#### Exercise inputs
━━━━━━━━━━━━━━━━
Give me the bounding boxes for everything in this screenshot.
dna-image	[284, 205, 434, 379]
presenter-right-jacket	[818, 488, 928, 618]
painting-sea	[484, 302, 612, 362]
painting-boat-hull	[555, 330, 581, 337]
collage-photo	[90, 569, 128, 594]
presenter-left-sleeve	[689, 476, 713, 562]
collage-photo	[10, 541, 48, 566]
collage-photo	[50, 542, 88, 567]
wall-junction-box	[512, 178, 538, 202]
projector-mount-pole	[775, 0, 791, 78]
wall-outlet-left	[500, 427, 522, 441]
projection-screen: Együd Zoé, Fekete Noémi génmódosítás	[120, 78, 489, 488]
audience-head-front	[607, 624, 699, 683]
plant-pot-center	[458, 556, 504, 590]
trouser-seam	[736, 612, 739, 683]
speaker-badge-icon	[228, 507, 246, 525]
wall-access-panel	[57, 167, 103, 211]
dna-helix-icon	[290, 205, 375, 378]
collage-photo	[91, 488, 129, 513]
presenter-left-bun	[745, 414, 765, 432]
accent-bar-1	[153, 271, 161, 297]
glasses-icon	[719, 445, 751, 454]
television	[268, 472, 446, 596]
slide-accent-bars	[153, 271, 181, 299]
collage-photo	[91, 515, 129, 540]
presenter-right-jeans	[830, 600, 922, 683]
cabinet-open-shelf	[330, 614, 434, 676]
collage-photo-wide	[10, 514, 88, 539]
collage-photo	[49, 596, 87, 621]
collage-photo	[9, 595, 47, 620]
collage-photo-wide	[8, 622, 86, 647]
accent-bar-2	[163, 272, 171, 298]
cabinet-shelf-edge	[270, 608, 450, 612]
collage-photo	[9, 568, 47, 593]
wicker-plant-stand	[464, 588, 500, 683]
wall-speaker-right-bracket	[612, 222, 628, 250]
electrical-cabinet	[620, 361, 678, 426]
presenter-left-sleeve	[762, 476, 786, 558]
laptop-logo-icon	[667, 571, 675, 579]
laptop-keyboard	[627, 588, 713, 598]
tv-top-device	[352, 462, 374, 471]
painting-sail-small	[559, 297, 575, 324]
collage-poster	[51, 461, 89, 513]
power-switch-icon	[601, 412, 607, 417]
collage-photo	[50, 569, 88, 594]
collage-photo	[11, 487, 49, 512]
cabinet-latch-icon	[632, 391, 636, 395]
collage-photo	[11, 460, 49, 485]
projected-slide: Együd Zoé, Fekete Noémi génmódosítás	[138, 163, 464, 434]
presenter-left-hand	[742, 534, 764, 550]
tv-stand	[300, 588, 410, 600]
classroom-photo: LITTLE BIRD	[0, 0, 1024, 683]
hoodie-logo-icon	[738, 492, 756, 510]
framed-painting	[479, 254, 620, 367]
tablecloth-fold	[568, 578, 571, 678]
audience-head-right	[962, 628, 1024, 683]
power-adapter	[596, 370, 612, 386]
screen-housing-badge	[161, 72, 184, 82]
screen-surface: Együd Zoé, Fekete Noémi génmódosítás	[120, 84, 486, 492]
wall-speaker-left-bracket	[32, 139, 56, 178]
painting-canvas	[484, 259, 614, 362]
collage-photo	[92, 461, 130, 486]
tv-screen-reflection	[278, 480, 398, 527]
━━━━━━━━━━━━━━━━
#### Exercise brief
Copy out the data from its first line up to and including the line with "476, 713, 562]", changing nothing.

#### Solution to the exercise
Give me the bounding boxes for everything in this screenshot.
dna-image	[284, 205, 434, 379]
presenter-right-jacket	[818, 488, 928, 618]
painting-sea	[484, 302, 612, 362]
painting-boat-hull	[555, 330, 581, 337]
collage-photo	[90, 569, 128, 594]
presenter-left-sleeve	[689, 476, 713, 562]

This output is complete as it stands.